═══ DATA TO PROCESS ═══
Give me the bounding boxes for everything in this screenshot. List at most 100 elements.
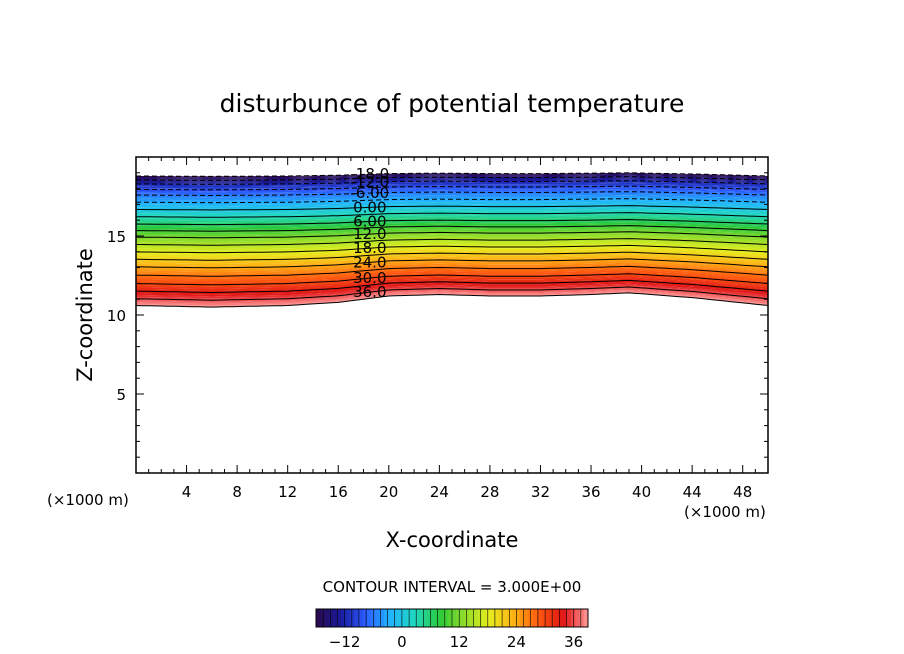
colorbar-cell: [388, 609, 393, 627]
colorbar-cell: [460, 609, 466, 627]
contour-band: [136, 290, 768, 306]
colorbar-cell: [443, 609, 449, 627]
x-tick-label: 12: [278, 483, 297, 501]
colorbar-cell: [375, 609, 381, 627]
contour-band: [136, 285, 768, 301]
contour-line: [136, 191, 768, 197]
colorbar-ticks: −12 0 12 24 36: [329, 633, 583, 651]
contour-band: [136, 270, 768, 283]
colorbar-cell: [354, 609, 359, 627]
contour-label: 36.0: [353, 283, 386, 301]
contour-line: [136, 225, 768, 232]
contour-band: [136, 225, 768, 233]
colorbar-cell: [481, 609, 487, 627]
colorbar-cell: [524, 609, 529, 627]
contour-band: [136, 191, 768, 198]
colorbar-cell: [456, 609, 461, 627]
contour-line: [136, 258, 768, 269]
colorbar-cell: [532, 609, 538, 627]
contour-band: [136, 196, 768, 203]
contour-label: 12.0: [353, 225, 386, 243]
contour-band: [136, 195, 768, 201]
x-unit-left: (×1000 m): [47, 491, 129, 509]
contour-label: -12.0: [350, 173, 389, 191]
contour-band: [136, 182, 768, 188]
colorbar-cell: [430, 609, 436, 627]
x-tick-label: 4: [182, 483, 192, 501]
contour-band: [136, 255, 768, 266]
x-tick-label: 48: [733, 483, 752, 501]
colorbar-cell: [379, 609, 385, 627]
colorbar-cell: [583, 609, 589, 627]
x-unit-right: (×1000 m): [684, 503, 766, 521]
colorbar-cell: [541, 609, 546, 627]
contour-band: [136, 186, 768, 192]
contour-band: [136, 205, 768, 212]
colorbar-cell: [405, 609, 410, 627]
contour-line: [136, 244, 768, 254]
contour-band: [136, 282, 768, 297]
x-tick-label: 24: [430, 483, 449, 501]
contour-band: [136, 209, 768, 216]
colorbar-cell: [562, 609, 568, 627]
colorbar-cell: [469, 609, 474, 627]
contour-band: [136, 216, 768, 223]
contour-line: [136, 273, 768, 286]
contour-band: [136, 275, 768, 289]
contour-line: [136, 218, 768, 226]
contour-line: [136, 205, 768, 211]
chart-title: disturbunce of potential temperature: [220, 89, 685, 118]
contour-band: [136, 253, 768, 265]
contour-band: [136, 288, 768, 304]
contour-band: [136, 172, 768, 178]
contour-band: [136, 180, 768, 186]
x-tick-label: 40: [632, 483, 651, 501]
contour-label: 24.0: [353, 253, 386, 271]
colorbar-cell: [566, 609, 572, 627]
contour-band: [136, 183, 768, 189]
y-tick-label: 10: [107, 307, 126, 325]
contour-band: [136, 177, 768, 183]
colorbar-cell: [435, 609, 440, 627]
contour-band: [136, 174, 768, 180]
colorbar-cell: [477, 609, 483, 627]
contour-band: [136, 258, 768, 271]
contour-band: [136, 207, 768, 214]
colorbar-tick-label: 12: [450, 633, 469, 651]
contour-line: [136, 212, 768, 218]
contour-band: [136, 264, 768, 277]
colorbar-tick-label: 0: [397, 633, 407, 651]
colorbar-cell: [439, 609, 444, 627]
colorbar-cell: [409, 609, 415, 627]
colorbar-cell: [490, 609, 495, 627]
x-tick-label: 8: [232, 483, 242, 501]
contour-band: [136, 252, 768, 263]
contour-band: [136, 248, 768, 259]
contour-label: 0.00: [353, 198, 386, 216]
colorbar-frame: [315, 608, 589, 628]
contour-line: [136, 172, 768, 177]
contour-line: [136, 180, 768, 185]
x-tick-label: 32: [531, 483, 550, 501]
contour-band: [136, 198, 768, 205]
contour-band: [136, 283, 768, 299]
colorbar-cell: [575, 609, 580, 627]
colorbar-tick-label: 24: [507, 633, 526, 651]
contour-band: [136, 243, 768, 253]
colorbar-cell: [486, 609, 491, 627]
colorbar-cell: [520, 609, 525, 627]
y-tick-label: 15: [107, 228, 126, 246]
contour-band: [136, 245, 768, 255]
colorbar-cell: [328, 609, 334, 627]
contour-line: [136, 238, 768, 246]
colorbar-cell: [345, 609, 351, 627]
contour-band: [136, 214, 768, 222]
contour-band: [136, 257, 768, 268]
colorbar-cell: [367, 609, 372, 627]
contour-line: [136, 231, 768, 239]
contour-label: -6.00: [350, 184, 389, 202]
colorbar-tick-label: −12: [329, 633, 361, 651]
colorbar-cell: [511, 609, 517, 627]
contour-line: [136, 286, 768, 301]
═══
EXERCISE OBJECTIVE:
Return all of the data above, repeating every line exactly, but leave out the pictures.

SOLUTION TO THE PROBLEM:
Give me the bounding boxes for everything in this screenshot. List at most 100 elements.
colorbar-cell: [388, 609, 393, 627]
colorbar-cell: [460, 609, 466, 627]
contour-band: [136, 290, 768, 306]
colorbar-cell: [443, 609, 449, 627]
x-tick-label: 12: [278, 483, 297, 501]
colorbar-cell: [375, 609, 381, 627]
contour-band: [136, 285, 768, 301]
contour-line: [136, 191, 768, 197]
colorbar-ticks: −12 0 12 24 36: [329, 633, 583, 651]
contour-band: [136, 270, 768, 283]
colorbar-cell: [354, 609, 359, 627]
contour-label: 36.0: [353, 283, 386, 301]
contour-line: [136, 225, 768, 232]
contour-band: [136, 225, 768, 233]
colorbar-cell: [481, 609, 487, 627]
colorbar-cell: [524, 609, 529, 627]
contour-band: [136, 191, 768, 198]
colorbar-cell: [456, 609, 461, 627]
contour-line: [136, 258, 768, 269]
colorbar-cell: [532, 609, 538, 627]
contour-band: [136, 196, 768, 203]
contour-label: 12.0: [353, 225, 386, 243]
contour-band: [136, 195, 768, 201]
x-unit-left: (×1000 m): [47, 491, 129, 509]
contour-label: -12.0: [350, 173, 389, 191]
contour-band: [136, 182, 768, 188]
colorbar-cell: [430, 609, 436, 627]
x-tick-label: 4: [182, 483, 192, 501]
contour-band: [136, 255, 768, 266]
x-tick-label: 48: [733, 483, 752, 501]
colorbar-cell: [379, 609, 385, 627]
colorbar-cell: [583, 609, 589, 627]
x-unit-right: (×1000 m): [684, 503, 766, 521]
colorbar-cell: [541, 609, 546, 627]
contour-band: [136, 186, 768, 192]
contour-band: [136, 205, 768, 212]
colorbar-cell: [405, 609, 410, 627]
contour-line: [136, 244, 768, 254]
contour-band: [136, 282, 768, 297]
x-tick-label: 24: [430, 483, 449, 501]
contour-band: [136, 209, 768, 216]
colorbar-cell: [562, 609, 568, 627]
colorbar-cell: [469, 609, 474, 627]
contour-band: [136, 216, 768, 223]
contour-line: [136, 273, 768, 286]
contour-band: [136, 275, 768, 289]
contour-line: [136, 218, 768, 226]
contour-line: [136, 205, 768, 211]
chart-title: disturbunce of potential temperature: [220, 89, 685, 118]
contour-band: [136, 253, 768, 265]
contour-band: [136, 288, 768, 304]
contour-band: [136, 172, 768, 178]
contour-band: [136, 180, 768, 186]
x-tick-label: 40: [632, 483, 651, 501]
contour-label: 24.0: [353, 253, 386, 271]
colorbar-cell: [566, 609, 572, 627]
contour-band: [136, 183, 768, 189]
y-tick-label: 10: [107, 307, 126, 325]
contour-band: [136, 177, 768, 183]
colorbar-cell: [435, 609, 440, 627]
contour-band: [136, 174, 768, 180]
colorbar-cell: [477, 609, 483, 627]
contour-band: [136, 258, 768, 271]
contour-band: [136, 207, 768, 214]
colorbar-tick-label: 12: [450, 633, 469, 651]
contour-line: [136, 212, 768, 218]
contour-band: [136, 264, 768, 277]
colorbar-tick-label: 0: [397, 633, 407, 651]
colorbar-cell: [439, 609, 444, 627]
colorbar-cell: [409, 609, 415, 627]
colorbar-cell: [490, 609, 495, 627]
x-tick-label: 8: [232, 483, 242, 501]
contour-band: [136, 252, 768, 263]
contour-band: [136, 248, 768, 259]
contour-label: 0.00: [353, 198, 386, 216]
colorbar-frame: [315, 608, 589, 628]
contour-line: [136, 172, 768, 177]
contour-line: [136, 180, 768, 185]
x-tick-label: 32: [531, 483, 550, 501]
contour-band: [136, 198, 768, 205]
contour-band: [136, 283, 768, 299]
colorbar-cell: [575, 609, 580, 627]
colorbar-tick-label: 24: [507, 633, 526, 651]
contour-band: [136, 243, 768, 253]
colorbar-cell: [486, 609, 491, 627]
colorbar-cell: [520, 609, 525, 627]
y-tick-label: 15: [107, 228, 126, 246]
contour-band: [136, 245, 768, 255]
colorbar-cell: [328, 609, 334, 627]
contour-line: [136, 238, 768, 246]
colorbar-cell: [345, 609, 351, 627]
contour-band: [136, 214, 768, 222]
contour-band: [136, 257, 768, 268]
colorbar-cell: [367, 609, 372, 627]
contour-line: [136, 231, 768, 239]
contour-label: -6.00: [350, 184, 389, 202]
colorbar-tick-label: −12: [329, 633, 361, 651]
colorbar-cell: [511, 609, 517, 627]
contour-line: [136, 286, 768, 301]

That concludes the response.